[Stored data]
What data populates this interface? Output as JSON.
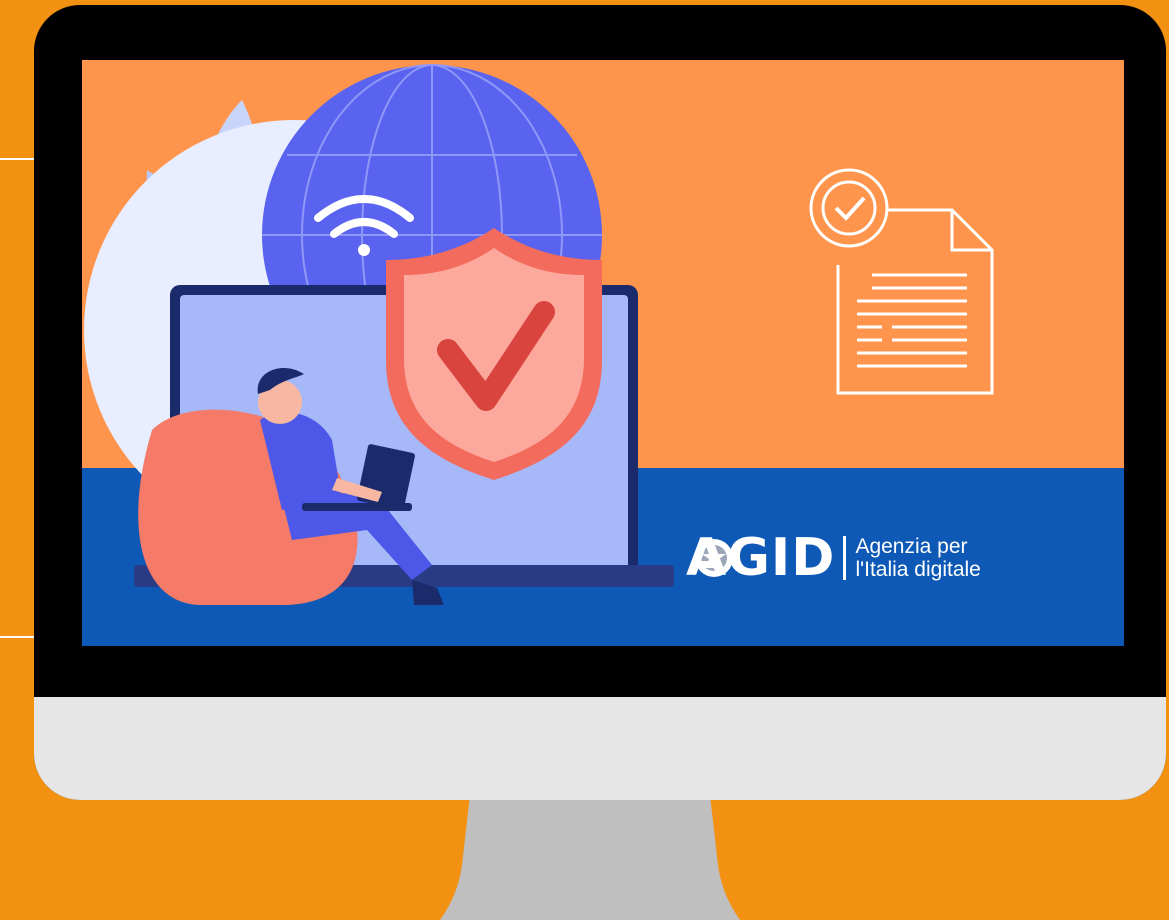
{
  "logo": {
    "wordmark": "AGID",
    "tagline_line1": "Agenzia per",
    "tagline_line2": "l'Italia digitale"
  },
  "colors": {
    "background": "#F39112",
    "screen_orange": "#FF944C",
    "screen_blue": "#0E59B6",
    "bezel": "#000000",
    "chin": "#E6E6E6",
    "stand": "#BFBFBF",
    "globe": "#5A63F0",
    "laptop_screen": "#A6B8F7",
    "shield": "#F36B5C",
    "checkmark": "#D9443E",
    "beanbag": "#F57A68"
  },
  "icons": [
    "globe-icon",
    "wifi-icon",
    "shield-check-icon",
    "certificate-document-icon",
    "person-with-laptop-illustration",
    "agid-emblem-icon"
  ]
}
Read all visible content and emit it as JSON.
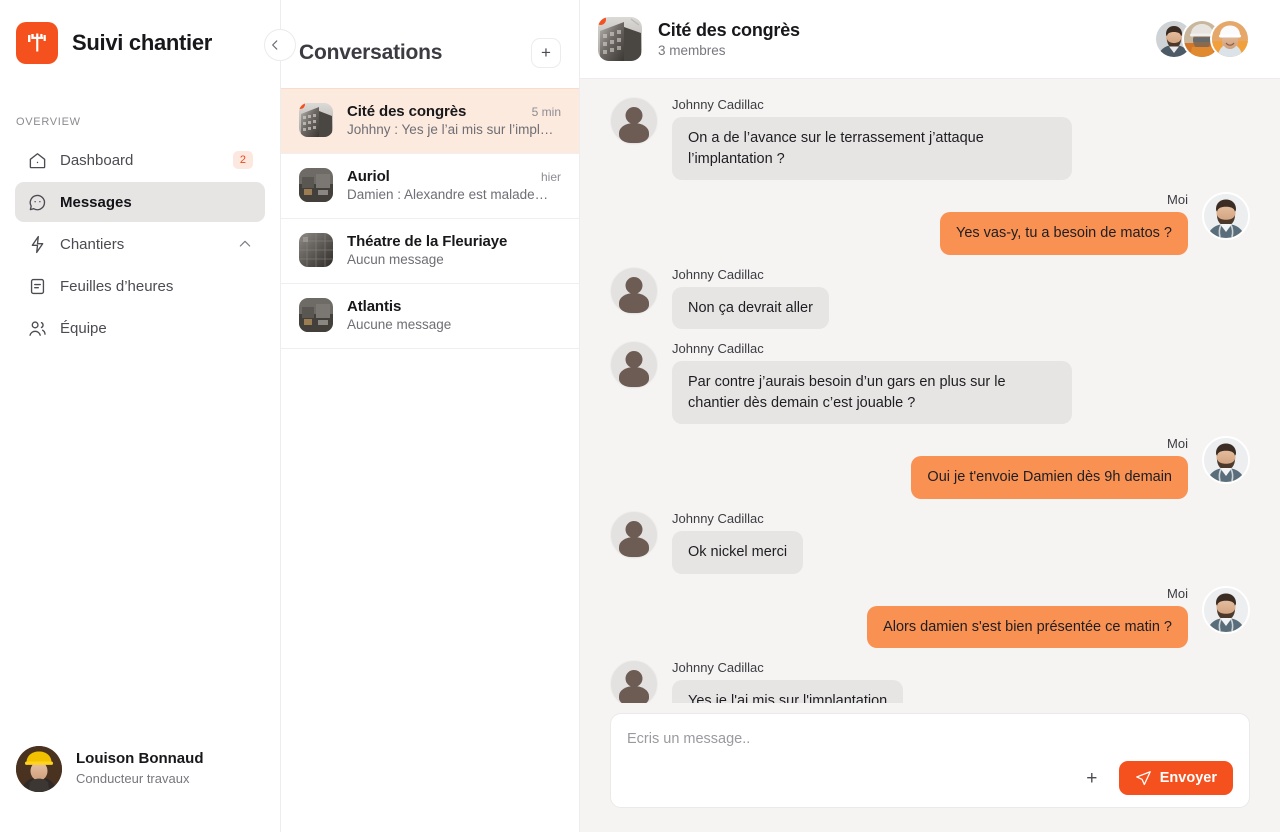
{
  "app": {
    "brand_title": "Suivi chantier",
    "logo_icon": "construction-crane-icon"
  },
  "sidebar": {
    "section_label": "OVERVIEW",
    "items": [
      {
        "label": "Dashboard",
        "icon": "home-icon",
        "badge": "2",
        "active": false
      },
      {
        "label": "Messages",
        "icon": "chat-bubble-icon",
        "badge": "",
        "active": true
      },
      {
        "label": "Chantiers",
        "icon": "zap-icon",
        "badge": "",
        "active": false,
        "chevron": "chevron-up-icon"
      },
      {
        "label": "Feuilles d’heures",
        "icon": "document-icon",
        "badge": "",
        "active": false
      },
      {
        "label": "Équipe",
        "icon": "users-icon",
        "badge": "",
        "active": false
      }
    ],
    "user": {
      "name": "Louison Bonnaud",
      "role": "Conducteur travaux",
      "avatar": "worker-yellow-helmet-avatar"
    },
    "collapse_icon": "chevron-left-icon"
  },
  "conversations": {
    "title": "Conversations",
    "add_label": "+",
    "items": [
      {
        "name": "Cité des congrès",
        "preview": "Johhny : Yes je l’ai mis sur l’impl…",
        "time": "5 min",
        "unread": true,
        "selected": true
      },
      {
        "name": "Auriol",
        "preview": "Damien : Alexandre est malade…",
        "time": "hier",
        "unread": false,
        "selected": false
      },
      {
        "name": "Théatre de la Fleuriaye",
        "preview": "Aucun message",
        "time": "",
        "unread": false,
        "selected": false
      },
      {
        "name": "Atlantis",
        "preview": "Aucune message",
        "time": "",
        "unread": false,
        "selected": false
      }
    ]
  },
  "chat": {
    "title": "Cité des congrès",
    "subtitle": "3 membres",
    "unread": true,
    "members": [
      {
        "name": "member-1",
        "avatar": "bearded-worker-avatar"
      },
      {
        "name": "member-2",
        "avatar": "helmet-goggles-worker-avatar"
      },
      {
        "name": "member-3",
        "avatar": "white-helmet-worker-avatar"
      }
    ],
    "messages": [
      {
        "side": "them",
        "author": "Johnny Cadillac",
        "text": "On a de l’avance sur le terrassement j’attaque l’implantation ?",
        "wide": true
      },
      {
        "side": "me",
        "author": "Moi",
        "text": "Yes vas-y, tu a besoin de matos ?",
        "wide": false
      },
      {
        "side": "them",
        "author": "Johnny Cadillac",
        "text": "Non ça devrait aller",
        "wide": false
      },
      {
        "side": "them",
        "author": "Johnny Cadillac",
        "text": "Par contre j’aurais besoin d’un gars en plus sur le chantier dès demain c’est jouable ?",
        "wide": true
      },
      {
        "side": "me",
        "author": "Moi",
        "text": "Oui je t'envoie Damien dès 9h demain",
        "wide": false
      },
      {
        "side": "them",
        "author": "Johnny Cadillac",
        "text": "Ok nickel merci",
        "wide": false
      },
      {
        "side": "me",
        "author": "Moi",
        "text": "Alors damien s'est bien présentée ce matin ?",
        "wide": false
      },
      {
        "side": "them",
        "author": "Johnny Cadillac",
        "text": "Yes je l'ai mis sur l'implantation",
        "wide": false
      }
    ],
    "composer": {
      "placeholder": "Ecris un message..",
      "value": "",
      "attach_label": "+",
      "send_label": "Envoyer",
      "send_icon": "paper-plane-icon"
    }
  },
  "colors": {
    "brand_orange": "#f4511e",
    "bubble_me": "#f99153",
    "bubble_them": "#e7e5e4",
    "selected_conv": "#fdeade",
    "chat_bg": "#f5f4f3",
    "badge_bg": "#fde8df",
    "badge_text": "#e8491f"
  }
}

**Exercise instructions:** Output the entries above exactly. Drop the pictures.

**Exercise result:**
What data populates this interface? Output as JSON.
{
  "logo": {
    "wordmark": "AGID",
    "tagline_line1": "Agenzia per",
    "tagline_line2": "l'Italia digitale"
  },
  "colors": {
    "background": "#F39112",
    "screen_orange": "#FF944C",
    "screen_blue": "#0E59B6",
    "bezel": "#000000",
    "chin": "#E6E6E6",
    "stand": "#BFBFBF",
    "globe": "#5A63F0",
    "laptop_screen": "#A6B8F7",
    "shield": "#F36B5C",
    "checkmark": "#D9443E",
    "beanbag": "#F57A68"
  },
  "icons": [
    "globe-icon",
    "wifi-icon",
    "shield-check-icon",
    "certificate-document-icon",
    "person-with-laptop-illustration",
    "agid-emblem-icon"
  ]
}
Read all visible content and emit it as JSON.
{
  "app": {
    "brand_title": "Suivi chantier",
    "logo_icon": "construction-crane-icon"
  },
  "sidebar": {
    "section_label": "OVERVIEW",
    "items": [
      {
        "label": "Dashboard",
        "icon": "home-icon",
        "badge": "2",
        "active": false
      },
      {
        "label": "Messages",
        "icon": "chat-bubble-icon",
        "badge": "",
        "active": true
      },
      {
        "label": "Chantiers",
        "icon": "zap-icon",
        "badge": "",
        "active": false,
        "chevron": "chevron-up-icon"
      },
      {
        "label": "Feuilles d’heures",
        "icon": "document-icon",
        "badge": "",
        "active": false
      },
      {
        "label": "Équipe",
        "icon": "users-icon",
        "badge": "",
        "active": false
      }
    ],
    "user": {
      "name": "Louison Bonnaud",
      "role": "Conducteur travaux",
      "avatar": "worker-yellow-helmet-avatar"
    },
    "collapse_icon": "chevron-left-icon"
  },
  "conversations": {
    "title": "Conversations",
    "add_label": "+",
    "items": [
      {
        "name": "Cité des congrès",
        "preview": "Johhny : Yes je l’ai mis sur l’impl…",
        "time": "5 min",
        "unread": true,
        "selected": true
      },
      {
        "name": "Auriol",
        "preview": "Damien : Alexandre est malade…",
        "time": "hier",
        "unread": false,
        "selected": false
      },
      {
        "name": "Théatre de la Fleuriaye",
        "preview": "Aucun message",
        "time": "",
        "unread": false,
        "selected": false
      },
      {
        "name": "Atlantis",
        "preview": "Aucune message",
        "time": "",
        "unread": false,
        "selected": false
      }
    ]
  },
  "chat": {
    "title": "Cité des congrès",
    "subtitle": "3 membres",
    "unread": true,
    "members": [
      {
        "name": "member-1",
        "avatar": "bearded-worker-avatar"
      },
      {
        "name": "member-2",
        "avatar": "helmet-goggles-worker-avatar"
      },
      {
        "name": "member-3",
        "avatar": "white-helmet-worker-avatar"
      }
    ],
    "messages": [
      {
        "side": "them",
        "author": "Johnny Cadillac",
        "text": "On a de l’avance sur le terrassement j’attaque l’implantation ?",
        "wide": true
      },
      {
        "side": "me",
        "author": "Moi",
        "text": "Yes vas-y, tu a besoin de matos ?",
        "wide": false
      },
      {
        "side": "them",
        "author": "Johnny Cadillac",
        "text": "Non ça devrait aller",
        "wide": false
      },
      {
        "side": "them",
        "author": "Johnny Cadillac",
        "text": "Par contre j’aurais besoin d’un gars en plus sur le chantier dès demain c’est jouable ?",
        "wide": true
      },
      {
        "side": "me",
        "author": "Moi",
        "text": "Oui je t'envoie Damien dès 9h demain",
        "wide": false
      },
      {
        "side": "them",
        "author": "Johnny Cadillac",
        "text": "Ok nickel merci",
        "wide": false
      },
      {
        "side": "me",
        "author": "Moi",
        "text": "Alors damien s'est bien présentée ce matin ?",
        "wide": false
      },
      {
        "side": "them",
        "author": "Johnny Cadillac",
        "text": "Yes je l'ai mis sur l'implantation",
        "wide": false
      }
    ],
    "composer": {
      "placeholder": "Ecris un message..",
      "value": "",
      "attach_label": "+",
      "send_label": "Envoyer",
      "send_icon": "paper-plane-icon"
    }
  },
  "colors": {
    "brand_orange": "#f4511e",
    "bubble_me": "#f99153",
    "bubble_them": "#e7e5e4",
    "selected_conv": "#fdeade",
    "chat_bg": "#f5f4f3",
    "badge_bg": "#fde8df",
    "badge_text": "#e8491f"
  }
}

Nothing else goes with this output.